*Task details*. All the data should be repeated exactly. Any image in it is left out.
-- Start --
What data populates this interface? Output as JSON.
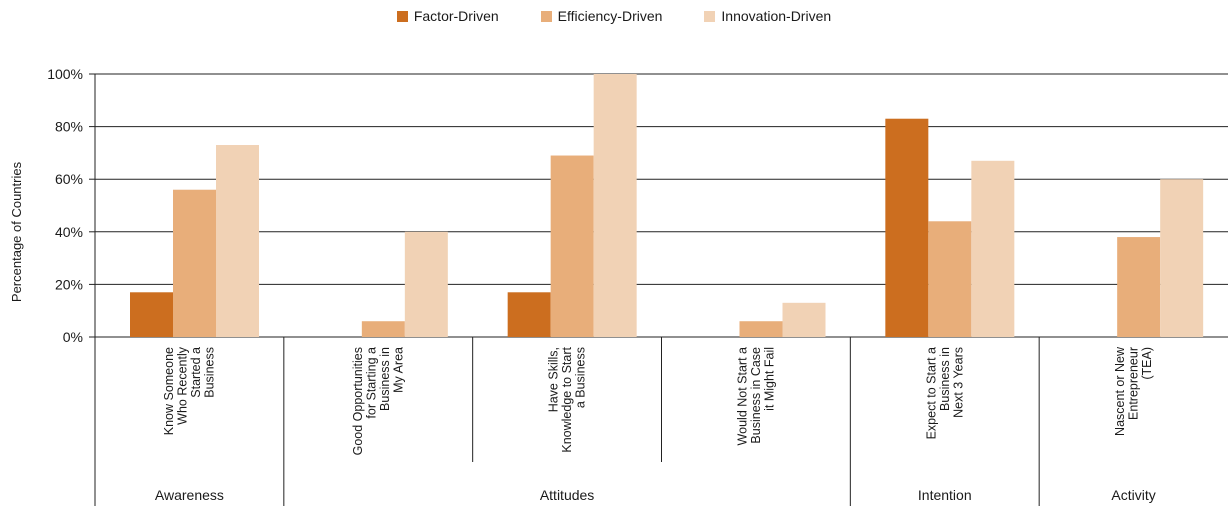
{
  "colors": {
    "factor": "#cc6e1f",
    "efficiency": "#e8ae7a",
    "innovation": "#f1d2b5",
    "axis": "#222222"
  },
  "chart_data": {
    "type": "bar",
    "title": "",
    "ylabel": "Percentage of Countries",
    "ylim": [
      0,
      100
    ],
    "yticks": [
      "0%",
      "20%",
      "40%",
      "60%",
      "80%",
      "100%"
    ],
    "grid": true,
    "legend_position": "top-center",
    "categories": [
      [
        "Know Someone",
        "Who Recently",
        "Started a",
        "Business"
      ],
      [
        "Good Opportunities",
        "for Starting a",
        "Business in",
        "My Area"
      ],
      [
        "Have Skills,",
        "Knowledge to Start",
        "a Business"
      ],
      [
        "Would Not Start a",
        "Business in Case",
        "it Might Fail"
      ],
      [
        "Expect to Start a",
        "Business in",
        "Next 3 Years"
      ],
      [
        "Nascent or New",
        "Entrepreneur",
        "(TEA)"
      ]
    ],
    "groups": [
      {
        "label": "Awareness",
        "span": 1
      },
      {
        "label": "Attitudes",
        "span": 3
      },
      {
        "label": "Intention",
        "span": 1
      },
      {
        "label": "Activity",
        "span": 1
      }
    ],
    "series": [
      {
        "name": "Factor-Driven",
        "values": [
          17,
          0,
          17,
          0,
          83,
          0
        ]
      },
      {
        "name": "Efficiency-Driven",
        "values": [
          56,
          6,
          69,
          6,
          44,
          38
        ]
      },
      {
        "name": "Innovation-Driven",
        "values": [
          73,
          40,
          100,
          13,
          67,
          60
        ]
      }
    ]
  }
}
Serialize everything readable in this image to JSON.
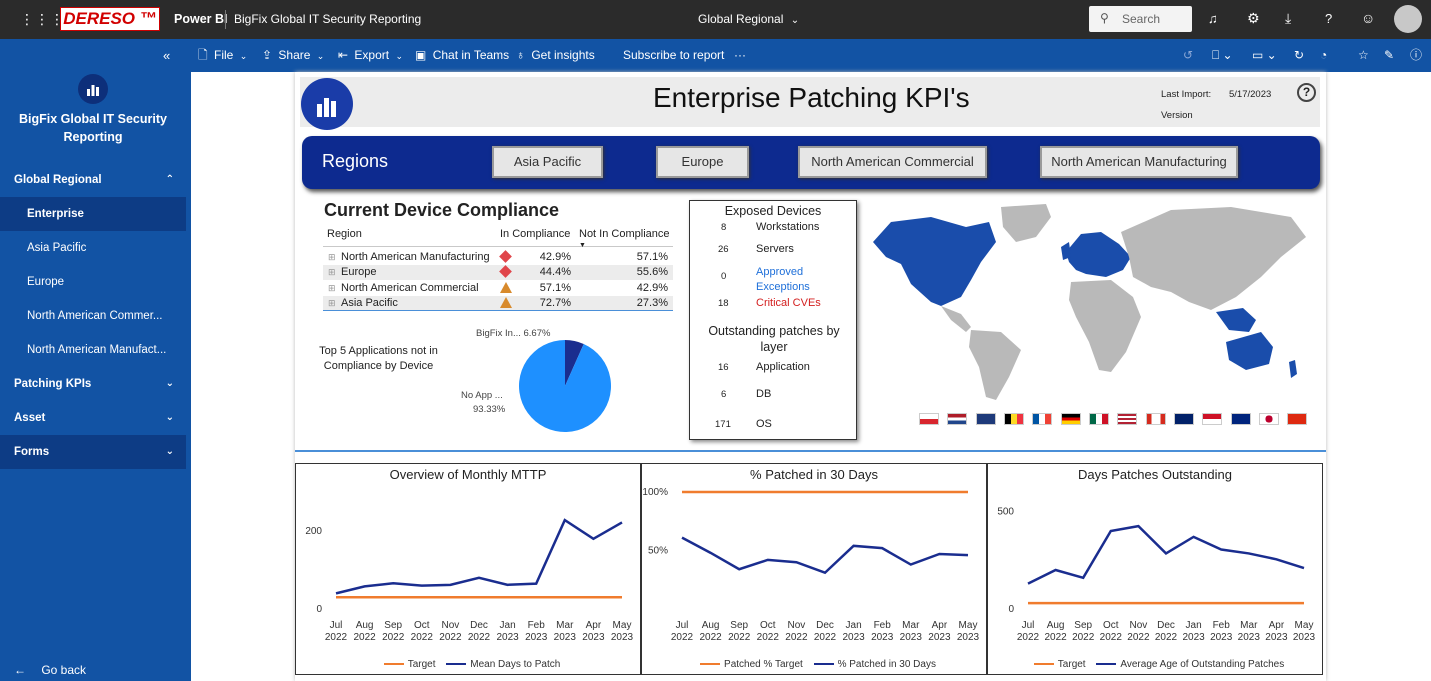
{
  "topbar": {
    "brand": "DERESO ™",
    "app": "Power BI",
    "report_title": "BigFix Global IT Security Reporting",
    "page_name": "Global Regional",
    "search_placeholder": "Search"
  },
  "toolbar": {
    "file": "File",
    "share": "Share",
    "export": "Export",
    "chat": "Chat in Teams",
    "insights": "Get insights",
    "subscribe": "Subscribe to report",
    "more": "···"
  },
  "sidebar": {
    "title": "BigFix Global IT Security Reporting",
    "items": [
      {
        "label": "Global Regional"
      },
      {
        "label": "Enterprise"
      },
      {
        "label": "Asia Pacific"
      },
      {
        "label": "Europe"
      },
      {
        "label": "North American Commer..."
      },
      {
        "label": "North American Manufact..."
      },
      {
        "label": "Patching KPIs"
      },
      {
        "label": "Asset"
      },
      {
        "label": "Forms"
      }
    ],
    "go_back": "Go back"
  },
  "report": {
    "title": "Enterprise Patching KPI's",
    "last_import_label": "Last Import:",
    "last_import_date": "5/17/2023",
    "version_label": "Version",
    "regions_label": "Regions",
    "region_buttons": [
      "Asia Pacific",
      "Europe",
      "North American Commercial",
      "North American Manufacturing"
    ]
  },
  "compliance": {
    "title": "Current Device Compliance",
    "col_region": "Region",
    "col_in": "In Compliance",
    "col_not": "Not In Compliance",
    "rows": [
      {
        "region": "North American Manufacturing",
        "in": "42.9%",
        "not": "57.1%",
        "status": "diamond-red"
      },
      {
        "region": "Europe",
        "in": "44.4%",
        "not": "55.6%",
        "status": "diamond-red"
      },
      {
        "region": "North American Commercial",
        "in": "57.1%",
        "not": "42.9%",
        "status": "triangle-amber"
      },
      {
        "region": "Asia Pacific",
        "in": "72.7%",
        "not": "27.3%",
        "status": "triangle-amber"
      }
    ]
  },
  "pie": {
    "title": "Top 5 Applications not in Compliance by Device",
    "label_small": "BigFix In... 6.67%",
    "label_big_1": "No App ...",
    "label_big_2": "93.33%",
    "slices": [
      {
        "name": "BigFix In...",
        "value": 6.67,
        "color": "#1a2d8f"
      },
      {
        "name": "No App ...",
        "value": 93.33,
        "color": "#1e90ff"
      }
    ]
  },
  "exposed": {
    "title": "Exposed Devices",
    "items": [
      {
        "count": "8",
        "label": "Workstations",
        "color": "#222"
      },
      {
        "count": "26",
        "label": "Servers",
        "color": "#222"
      },
      {
        "count": "0",
        "label": "Approved Exceptions",
        "color": "#1e6fd9"
      },
      {
        "count": "18",
        "label": "Critical CVEs",
        "color": "#d42020"
      }
    ],
    "patches_title": "Outstanding patches by layer",
    "patches": [
      {
        "count": "16",
        "label": "Application"
      },
      {
        "count": "6",
        "label": "DB"
      },
      {
        "count": "171",
        "label": "OS"
      }
    ]
  },
  "chart_data": [
    {
      "type": "line",
      "title": "Overview of Monthly MTTP",
      "x": [
        "Jul 2022",
        "Aug 2022",
        "Sep 2022",
        "Oct 2022",
        "Nov 2022",
        "Dec 2022",
        "Jan 2023",
        "Feb 2023",
        "Mar 2023",
        "Apr 2023",
        "May 2023"
      ],
      "yticks": [
        "0",
        "200"
      ],
      "ylim": [
        0,
        300
      ],
      "series": [
        {
          "name": "Target",
          "color": "#f07c2e",
          "values": [
            30,
            30,
            30,
            30,
            30,
            30,
            30,
            30,
            30,
            30,
            30
          ]
        },
        {
          "name": "Mean Days to Patch",
          "color": "#1a2d8f",
          "values": [
            40,
            58,
            66,
            60,
            62,
            80,
            62,
            65,
            228,
            180,
            222
          ]
        }
      ]
    },
    {
      "type": "line",
      "title": "% Patched in 30 Days",
      "x": [
        "Jul 2022",
        "Aug 2022",
        "Sep 2022",
        "Oct 2022",
        "Nov 2022",
        "Dec 2022",
        "Jan 2023",
        "Feb 2023",
        "Mar 2023",
        "Apr 2023",
        "May 2023"
      ],
      "yticks": [
        "50%",
        "100%"
      ],
      "ylim": [
        0,
        100
      ],
      "series": [
        {
          "name": "Patched % Target",
          "color": "#f07c2e",
          "values": [
            100,
            100,
            100,
            100,
            100,
            100,
            100,
            100,
            100,
            100,
            100
          ]
        },
        {
          "name": "% Patched in 30 Days",
          "color": "#1a2d8f",
          "values": [
            61,
            48,
            34,
            42,
            40,
            31,
            54,
            52,
            38,
            47,
            46
          ]
        }
      ]
    },
    {
      "type": "line",
      "title": "Days Patches Outstanding",
      "x": [
        "Jul 2022",
        "Aug 2022",
        "Sep 2022",
        "Oct 2022",
        "Nov 2022",
        "Dec 2022",
        "Jan 2023",
        "Feb 2023",
        "Mar 2023",
        "Apr 2023",
        "May 2023"
      ],
      "yticks": [
        "0",
        "500"
      ],
      "ylim": [
        0,
        600
      ],
      "series": [
        {
          "name": "Target",
          "color": "#f07c2e",
          "values": [
            30,
            30,
            30,
            30,
            30,
            30,
            30,
            30,
            30,
            30,
            30
          ]
        },
        {
          "name": "Average Age of Outstanding Patches",
          "color": "#1a2d8f",
          "values": [
            130,
            200,
            160,
            400,
            425,
            285,
            370,
            305,
            285,
            255,
            210
          ]
        }
      ]
    }
  ]
}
-- End --
*Correct answer*.
What data populates this interface? Output as JSON.
{
  "colors": {
    "factor": "#cc6e1f",
    "efficiency": "#e8ae7a",
    "innovation": "#f1d2b5",
    "axis": "#222222"
  },
  "chart_data": {
    "type": "bar",
    "title": "",
    "ylabel": "Percentage of Countries",
    "ylim": [
      0,
      100
    ],
    "yticks": [
      "0%",
      "20%",
      "40%",
      "60%",
      "80%",
      "100%"
    ],
    "grid": true,
    "legend_position": "top-center",
    "categories": [
      [
        "Know Someone",
        "Who Recently",
        "Started a",
        "Business"
      ],
      [
        "Good Opportunities",
        "for Starting a",
        "Business in",
        "My Area"
      ],
      [
        "Have Skills,",
        "Knowledge to Start",
        "a Business"
      ],
      [
        "Would Not Start a",
        "Business in Case",
        "it Might Fail"
      ],
      [
        "Expect to Start a",
        "Business in",
        "Next 3 Years"
      ],
      [
        "Nascent or New",
        "Entrepreneur",
        "(TEA)"
      ]
    ],
    "groups": [
      {
        "label": "Awareness",
        "span": 1
      },
      {
        "label": "Attitudes",
        "span": 3
      },
      {
        "label": "Intention",
        "span": 1
      },
      {
        "label": "Activity",
        "span": 1
      }
    ],
    "series": [
      {
        "name": "Factor-Driven",
        "values": [
          17,
          0,
          17,
          0,
          83,
          0
        ]
      },
      {
        "name": "Efficiency-Driven",
        "values": [
          56,
          6,
          69,
          6,
          44,
          38
        ]
      },
      {
        "name": "Innovation-Driven",
        "values": [
          73,
          40,
          100,
          13,
          67,
          60
        ]
      }
    ]
  }
}
Serialize everything readable in this image to JSON.
{
  "topbar": {
    "brand": "DERESO ™",
    "app": "Power BI",
    "report_title": "BigFix Global IT Security Reporting",
    "page_name": "Global Regional",
    "search_placeholder": "Search"
  },
  "toolbar": {
    "file": "File",
    "share": "Share",
    "export": "Export",
    "chat": "Chat in Teams",
    "insights": "Get insights",
    "subscribe": "Subscribe to report",
    "more": "···"
  },
  "sidebar": {
    "title": "BigFix Global IT Security Reporting",
    "items": [
      {
        "label": "Global Regional"
      },
      {
        "label": "Enterprise"
      },
      {
        "label": "Asia Pacific"
      },
      {
        "label": "Europe"
      },
      {
        "label": "North American Commer..."
      },
      {
        "label": "North American Manufact..."
      },
      {
        "label": "Patching KPIs"
      },
      {
        "label": "Asset"
      },
      {
        "label": "Forms"
      }
    ],
    "go_back": "Go back"
  },
  "report": {
    "title": "Enterprise Patching KPI's",
    "last_import_label": "Last Import:",
    "last_import_date": "5/17/2023",
    "version_label": "Version",
    "regions_label": "Regions",
    "region_buttons": [
      "Asia Pacific",
      "Europe",
      "North American Commercial",
      "North American Manufacturing"
    ]
  },
  "compliance": {
    "title": "Current Device Compliance",
    "col_region": "Region",
    "col_in": "In Compliance",
    "col_not": "Not In Compliance",
    "rows": [
      {
        "region": "North American Manufacturing",
        "in": "42.9%",
        "not": "57.1%",
        "status": "diamond-red"
      },
      {
        "region": "Europe",
        "in": "44.4%",
        "not": "55.6%",
        "status": "diamond-red"
      },
      {
        "region": "North American Commercial",
        "in": "57.1%",
        "not": "42.9%",
        "status": "triangle-amber"
      },
      {
        "region": "Asia Pacific",
        "in": "72.7%",
        "not": "27.3%",
        "status": "triangle-amber"
      }
    ]
  },
  "pie": {
    "title": "Top 5 Applications not in Compliance by Device",
    "label_small": "BigFix In... 6.67%",
    "label_big_1": "No App ...",
    "label_big_2": "93.33%",
    "slices": [
      {
        "name": "BigFix In...",
        "value": 6.67,
        "color": "#1a2d8f"
      },
      {
        "name": "No App ...",
        "value": 93.33,
        "color": "#1e90ff"
      }
    ]
  },
  "exposed": {
    "title": "Exposed Devices",
    "items": [
      {
        "count": "8",
        "label": "Workstations",
        "color": "#222"
      },
      {
        "count": "26",
        "label": "Servers",
        "color": "#222"
      },
      {
        "count": "0",
        "label": "Approved Exceptions",
        "color": "#1e6fd9"
      },
      {
        "count": "18",
        "label": "Critical CVEs",
        "color": "#d42020"
      }
    ],
    "patches_title": "Outstanding patches by layer",
    "patches": [
      {
        "count": "16",
        "label": "Application"
      },
      {
        "count": "6",
        "label": "DB"
      },
      {
        "count": "171",
        "label": "OS"
      }
    ]
  },
  "chart_data": [
    {
      "type": "line",
      "title": "Overview of Monthly MTTP",
      "x": [
        "Jul 2022",
        "Aug 2022",
        "Sep 2022",
        "Oct 2022",
        "Nov 2022",
        "Dec 2022",
        "Jan 2023",
        "Feb 2023",
        "Mar 2023",
        "Apr 2023",
        "May 2023"
      ],
      "yticks": [
        "0",
        "200"
      ],
      "ylim": [
        0,
        300
      ],
      "series": [
        {
          "name": "Target",
          "color": "#f07c2e",
          "values": [
            30,
            30,
            30,
            30,
            30,
            30,
            30,
            30,
            30,
            30,
            30
          ]
        },
        {
          "name": "Mean Days to Patch",
          "color": "#1a2d8f",
          "values": [
            40,
            58,
            66,
            60,
            62,
            80,
            62,
            65,
            228,
            180,
            222
          ]
        }
      ]
    },
    {
      "type": "line",
      "title": "% Patched in 30 Days",
      "x": [
        "Jul 2022",
        "Aug 2022",
        "Sep 2022",
        "Oct 2022",
        "Nov 2022",
        "Dec 2022",
        "Jan 2023",
        "Feb 2023",
        "Mar 2023",
        "Apr 2023",
        "May 2023"
      ],
      "yticks": [
        "50%",
        "100%"
      ],
      "ylim": [
        0,
        100
      ],
      "series": [
        {
          "name": "Patched % Target",
          "color": "#f07c2e",
          "values": [
            100,
            100,
            100,
            100,
            100,
            100,
            100,
            100,
            100,
            100,
            100
          ]
        },
        {
          "name": "% Patched in 30 Days",
          "color": "#1a2d8f",
          "values": [
            61,
            48,
            34,
            42,
            40,
            31,
            54,
            52,
            38,
            47,
            46
          ]
        }
      ]
    },
    {
      "type": "line",
      "title": "Days Patches Outstanding",
      "x": [
        "Jul 2022",
        "Aug 2022",
        "Sep 2022",
        "Oct 2022",
        "Nov 2022",
        "Dec 2022",
        "Jan 2023",
        "Feb 2023",
        "Mar 2023",
        "Apr 2023",
        "May 2023"
      ],
      "yticks": [
        "0",
        "500"
      ],
      "ylim": [
        0,
        600
      ],
      "series": [
        {
          "name": "Target",
          "color": "#f07c2e",
          "values": [
            30,
            30,
            30,
            30,
            30,
            30,
            30,
            30,
            30,
            30,
            30
          ]
        },
        {
          "name": "Average Age of Outstanding Patches",
          "color": "#1a2d8f",
          "values": [
            130,
            200,
            160,
            400,
            425,
            285,
            370,
            305,
            285,
            255,
            210
          ]
        }
      ]
    }
  ]
}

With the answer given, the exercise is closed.